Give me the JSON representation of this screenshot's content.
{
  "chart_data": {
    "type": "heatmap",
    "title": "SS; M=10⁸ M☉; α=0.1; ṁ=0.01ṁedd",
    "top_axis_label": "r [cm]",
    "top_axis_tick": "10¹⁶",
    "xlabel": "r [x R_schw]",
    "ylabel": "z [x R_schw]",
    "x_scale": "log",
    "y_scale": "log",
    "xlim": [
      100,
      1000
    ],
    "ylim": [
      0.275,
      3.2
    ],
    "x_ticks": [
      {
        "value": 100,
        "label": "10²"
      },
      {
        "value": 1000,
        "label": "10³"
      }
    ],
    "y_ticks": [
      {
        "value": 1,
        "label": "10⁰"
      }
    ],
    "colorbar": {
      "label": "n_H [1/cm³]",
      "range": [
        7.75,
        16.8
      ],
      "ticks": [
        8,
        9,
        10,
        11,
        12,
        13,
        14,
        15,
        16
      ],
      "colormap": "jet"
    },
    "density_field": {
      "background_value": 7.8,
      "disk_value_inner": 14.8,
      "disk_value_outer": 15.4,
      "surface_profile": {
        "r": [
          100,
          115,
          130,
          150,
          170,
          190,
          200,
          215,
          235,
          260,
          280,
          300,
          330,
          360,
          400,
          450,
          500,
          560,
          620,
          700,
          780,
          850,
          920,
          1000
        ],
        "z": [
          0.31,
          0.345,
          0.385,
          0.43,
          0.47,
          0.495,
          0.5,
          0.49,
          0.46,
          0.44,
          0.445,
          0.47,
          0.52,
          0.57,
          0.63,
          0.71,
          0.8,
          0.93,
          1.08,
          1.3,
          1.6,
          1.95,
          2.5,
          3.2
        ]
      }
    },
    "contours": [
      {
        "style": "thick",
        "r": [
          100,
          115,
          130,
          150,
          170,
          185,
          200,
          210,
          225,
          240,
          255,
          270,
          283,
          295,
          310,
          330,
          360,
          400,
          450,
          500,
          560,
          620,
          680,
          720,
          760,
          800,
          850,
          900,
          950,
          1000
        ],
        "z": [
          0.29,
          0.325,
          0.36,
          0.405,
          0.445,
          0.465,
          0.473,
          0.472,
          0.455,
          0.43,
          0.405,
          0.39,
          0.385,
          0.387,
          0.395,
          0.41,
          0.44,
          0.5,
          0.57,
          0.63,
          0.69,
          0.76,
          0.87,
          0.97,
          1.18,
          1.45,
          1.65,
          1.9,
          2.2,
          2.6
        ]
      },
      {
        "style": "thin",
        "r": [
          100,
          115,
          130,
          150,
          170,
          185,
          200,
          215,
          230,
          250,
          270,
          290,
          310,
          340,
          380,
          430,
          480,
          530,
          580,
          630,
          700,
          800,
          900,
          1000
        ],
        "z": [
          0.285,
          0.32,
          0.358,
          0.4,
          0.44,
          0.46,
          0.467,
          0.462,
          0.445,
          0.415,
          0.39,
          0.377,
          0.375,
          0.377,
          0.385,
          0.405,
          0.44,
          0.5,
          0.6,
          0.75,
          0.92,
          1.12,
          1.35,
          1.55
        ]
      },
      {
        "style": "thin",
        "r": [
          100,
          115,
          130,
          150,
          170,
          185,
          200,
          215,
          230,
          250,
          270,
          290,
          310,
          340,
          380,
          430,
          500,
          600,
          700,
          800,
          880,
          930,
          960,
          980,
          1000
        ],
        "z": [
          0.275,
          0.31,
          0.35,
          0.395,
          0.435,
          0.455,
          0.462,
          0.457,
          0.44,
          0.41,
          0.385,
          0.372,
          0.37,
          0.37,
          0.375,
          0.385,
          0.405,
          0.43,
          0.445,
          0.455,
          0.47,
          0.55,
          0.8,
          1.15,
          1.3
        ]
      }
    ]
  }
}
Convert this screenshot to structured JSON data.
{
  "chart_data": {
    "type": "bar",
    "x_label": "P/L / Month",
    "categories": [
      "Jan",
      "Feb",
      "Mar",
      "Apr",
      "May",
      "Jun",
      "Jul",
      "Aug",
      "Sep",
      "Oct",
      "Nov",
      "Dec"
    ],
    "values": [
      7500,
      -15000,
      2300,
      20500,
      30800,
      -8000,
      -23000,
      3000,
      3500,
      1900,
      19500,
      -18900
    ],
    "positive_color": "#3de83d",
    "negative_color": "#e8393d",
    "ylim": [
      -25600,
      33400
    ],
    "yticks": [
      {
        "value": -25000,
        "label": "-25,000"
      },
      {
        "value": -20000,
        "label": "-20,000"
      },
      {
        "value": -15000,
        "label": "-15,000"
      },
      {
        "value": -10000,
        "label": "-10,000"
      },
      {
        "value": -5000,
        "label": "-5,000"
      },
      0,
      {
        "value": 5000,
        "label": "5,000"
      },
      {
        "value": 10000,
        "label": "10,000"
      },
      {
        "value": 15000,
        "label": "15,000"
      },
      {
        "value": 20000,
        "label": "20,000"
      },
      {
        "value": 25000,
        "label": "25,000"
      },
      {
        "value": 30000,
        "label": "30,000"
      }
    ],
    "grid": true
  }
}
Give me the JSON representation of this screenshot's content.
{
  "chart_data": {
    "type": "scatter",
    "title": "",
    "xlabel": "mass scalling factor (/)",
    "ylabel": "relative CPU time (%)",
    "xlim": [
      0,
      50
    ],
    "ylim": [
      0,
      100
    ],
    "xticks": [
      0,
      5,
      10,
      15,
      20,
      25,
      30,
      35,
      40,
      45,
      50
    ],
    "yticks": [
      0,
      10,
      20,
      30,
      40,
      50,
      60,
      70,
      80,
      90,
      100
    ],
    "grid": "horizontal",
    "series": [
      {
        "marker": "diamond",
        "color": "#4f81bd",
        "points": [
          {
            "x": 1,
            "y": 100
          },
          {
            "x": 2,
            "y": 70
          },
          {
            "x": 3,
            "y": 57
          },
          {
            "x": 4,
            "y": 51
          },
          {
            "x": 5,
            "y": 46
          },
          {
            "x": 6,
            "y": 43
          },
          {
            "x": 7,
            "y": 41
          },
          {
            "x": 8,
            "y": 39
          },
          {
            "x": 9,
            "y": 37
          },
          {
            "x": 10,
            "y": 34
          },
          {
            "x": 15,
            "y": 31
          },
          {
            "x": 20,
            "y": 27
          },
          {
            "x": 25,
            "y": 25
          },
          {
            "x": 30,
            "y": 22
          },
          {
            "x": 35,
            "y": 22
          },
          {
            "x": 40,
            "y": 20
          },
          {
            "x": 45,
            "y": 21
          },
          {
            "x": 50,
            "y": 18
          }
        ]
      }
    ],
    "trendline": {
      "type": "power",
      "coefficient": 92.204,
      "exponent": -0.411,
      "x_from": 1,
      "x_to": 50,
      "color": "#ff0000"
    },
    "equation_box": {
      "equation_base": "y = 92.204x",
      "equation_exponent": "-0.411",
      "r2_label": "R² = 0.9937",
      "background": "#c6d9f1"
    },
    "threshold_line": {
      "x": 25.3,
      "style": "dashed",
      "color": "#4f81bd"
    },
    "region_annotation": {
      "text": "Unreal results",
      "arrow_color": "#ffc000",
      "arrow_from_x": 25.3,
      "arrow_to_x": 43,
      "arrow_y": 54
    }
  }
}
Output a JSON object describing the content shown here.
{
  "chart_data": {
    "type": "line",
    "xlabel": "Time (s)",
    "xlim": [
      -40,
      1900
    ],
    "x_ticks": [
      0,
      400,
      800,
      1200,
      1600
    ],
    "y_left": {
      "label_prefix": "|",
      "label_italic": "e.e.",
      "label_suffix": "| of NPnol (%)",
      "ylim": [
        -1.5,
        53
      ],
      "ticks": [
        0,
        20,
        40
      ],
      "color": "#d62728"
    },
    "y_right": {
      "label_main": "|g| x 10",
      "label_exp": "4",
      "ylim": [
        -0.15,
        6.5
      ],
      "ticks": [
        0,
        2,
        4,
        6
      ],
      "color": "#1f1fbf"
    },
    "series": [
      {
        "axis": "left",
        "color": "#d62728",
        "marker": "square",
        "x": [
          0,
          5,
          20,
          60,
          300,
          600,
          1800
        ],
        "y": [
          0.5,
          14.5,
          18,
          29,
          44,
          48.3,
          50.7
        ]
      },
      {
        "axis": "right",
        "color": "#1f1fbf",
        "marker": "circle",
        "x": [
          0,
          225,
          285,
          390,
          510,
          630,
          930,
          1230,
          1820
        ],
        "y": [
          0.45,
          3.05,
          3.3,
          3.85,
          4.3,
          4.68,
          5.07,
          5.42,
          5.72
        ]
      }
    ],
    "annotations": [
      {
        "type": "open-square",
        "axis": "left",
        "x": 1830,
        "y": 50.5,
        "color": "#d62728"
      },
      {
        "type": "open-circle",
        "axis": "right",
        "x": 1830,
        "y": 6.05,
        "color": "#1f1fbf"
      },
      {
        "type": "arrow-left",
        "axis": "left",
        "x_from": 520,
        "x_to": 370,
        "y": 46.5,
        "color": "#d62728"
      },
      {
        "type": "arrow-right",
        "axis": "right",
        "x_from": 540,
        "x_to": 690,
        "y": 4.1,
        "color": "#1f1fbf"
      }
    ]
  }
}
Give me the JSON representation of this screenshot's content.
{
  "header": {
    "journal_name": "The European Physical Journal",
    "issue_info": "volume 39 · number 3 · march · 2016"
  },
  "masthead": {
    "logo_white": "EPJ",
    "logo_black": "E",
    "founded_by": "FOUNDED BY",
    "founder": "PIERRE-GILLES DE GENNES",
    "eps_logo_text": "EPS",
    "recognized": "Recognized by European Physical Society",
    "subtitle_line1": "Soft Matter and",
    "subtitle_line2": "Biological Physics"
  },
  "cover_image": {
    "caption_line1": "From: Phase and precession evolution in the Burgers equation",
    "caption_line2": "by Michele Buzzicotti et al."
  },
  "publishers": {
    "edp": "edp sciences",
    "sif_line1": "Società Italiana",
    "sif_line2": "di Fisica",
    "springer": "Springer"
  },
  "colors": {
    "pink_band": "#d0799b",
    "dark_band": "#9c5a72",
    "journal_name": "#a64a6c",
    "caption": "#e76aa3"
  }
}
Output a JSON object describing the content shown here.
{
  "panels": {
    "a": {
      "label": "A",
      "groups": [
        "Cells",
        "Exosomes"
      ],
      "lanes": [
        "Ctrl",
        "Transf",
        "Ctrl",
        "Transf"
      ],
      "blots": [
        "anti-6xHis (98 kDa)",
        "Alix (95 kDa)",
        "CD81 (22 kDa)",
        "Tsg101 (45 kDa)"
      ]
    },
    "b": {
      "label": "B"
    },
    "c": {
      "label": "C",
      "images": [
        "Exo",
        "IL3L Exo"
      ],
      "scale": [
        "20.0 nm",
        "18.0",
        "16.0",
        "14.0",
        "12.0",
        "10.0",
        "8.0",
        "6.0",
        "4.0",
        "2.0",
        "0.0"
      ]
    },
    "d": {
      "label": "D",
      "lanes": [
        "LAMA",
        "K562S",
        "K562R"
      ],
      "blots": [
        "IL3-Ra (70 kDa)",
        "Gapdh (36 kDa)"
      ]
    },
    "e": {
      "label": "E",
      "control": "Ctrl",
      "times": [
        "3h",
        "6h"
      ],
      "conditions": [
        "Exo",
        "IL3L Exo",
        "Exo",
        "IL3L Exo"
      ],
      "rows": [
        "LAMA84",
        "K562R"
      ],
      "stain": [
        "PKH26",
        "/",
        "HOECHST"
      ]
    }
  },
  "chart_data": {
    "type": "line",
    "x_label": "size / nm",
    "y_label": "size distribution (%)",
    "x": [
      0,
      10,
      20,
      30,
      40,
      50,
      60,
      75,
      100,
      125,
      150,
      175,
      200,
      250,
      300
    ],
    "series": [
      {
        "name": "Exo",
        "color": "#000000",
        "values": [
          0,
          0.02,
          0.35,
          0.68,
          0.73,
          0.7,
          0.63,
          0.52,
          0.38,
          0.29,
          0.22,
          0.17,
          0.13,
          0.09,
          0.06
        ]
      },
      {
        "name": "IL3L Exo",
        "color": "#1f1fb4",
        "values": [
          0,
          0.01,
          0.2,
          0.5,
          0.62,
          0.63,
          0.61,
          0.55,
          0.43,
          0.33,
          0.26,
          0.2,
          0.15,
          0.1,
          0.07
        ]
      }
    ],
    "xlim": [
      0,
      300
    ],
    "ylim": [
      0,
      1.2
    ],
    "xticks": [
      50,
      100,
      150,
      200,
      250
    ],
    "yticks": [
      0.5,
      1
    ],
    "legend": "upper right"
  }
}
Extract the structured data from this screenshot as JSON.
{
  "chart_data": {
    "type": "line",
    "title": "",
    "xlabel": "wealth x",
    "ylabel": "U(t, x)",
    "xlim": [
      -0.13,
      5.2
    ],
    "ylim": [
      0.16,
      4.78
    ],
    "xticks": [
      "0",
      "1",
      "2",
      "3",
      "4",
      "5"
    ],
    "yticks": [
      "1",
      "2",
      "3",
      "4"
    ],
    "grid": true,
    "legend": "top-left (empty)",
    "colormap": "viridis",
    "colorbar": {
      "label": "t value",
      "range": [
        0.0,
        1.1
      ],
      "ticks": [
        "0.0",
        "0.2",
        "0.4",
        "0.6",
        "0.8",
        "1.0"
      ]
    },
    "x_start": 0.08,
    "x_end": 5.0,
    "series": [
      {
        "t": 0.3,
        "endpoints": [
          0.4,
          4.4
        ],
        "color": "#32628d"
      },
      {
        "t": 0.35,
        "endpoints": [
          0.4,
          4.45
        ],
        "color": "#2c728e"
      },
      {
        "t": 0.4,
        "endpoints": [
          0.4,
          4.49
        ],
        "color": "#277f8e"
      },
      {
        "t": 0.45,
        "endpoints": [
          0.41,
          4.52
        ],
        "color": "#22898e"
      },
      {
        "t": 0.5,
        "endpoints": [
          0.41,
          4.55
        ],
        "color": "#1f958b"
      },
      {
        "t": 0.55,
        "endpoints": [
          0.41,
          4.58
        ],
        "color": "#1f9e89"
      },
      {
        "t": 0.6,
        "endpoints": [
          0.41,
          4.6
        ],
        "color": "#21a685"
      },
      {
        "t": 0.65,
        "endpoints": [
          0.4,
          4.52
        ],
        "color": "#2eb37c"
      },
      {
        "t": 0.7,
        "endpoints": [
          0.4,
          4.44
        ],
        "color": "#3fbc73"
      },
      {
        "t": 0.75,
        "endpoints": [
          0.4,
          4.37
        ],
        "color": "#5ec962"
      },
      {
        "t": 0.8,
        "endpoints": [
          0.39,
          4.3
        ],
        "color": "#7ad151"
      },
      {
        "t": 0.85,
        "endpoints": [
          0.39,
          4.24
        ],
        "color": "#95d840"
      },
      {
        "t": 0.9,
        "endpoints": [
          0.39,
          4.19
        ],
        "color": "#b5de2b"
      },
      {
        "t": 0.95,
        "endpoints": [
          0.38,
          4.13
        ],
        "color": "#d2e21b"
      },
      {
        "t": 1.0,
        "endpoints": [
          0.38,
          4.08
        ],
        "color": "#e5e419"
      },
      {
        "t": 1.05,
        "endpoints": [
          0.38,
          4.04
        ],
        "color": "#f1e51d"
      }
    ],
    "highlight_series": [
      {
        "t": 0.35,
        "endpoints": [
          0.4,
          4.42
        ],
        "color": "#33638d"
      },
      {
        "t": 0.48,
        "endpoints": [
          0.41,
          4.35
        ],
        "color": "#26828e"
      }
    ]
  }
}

········

• [GIVEN TASK]:
Work through the records line by line and tally those with the word "European". Report only the total.

• [WRITTEN ANSWER]:
2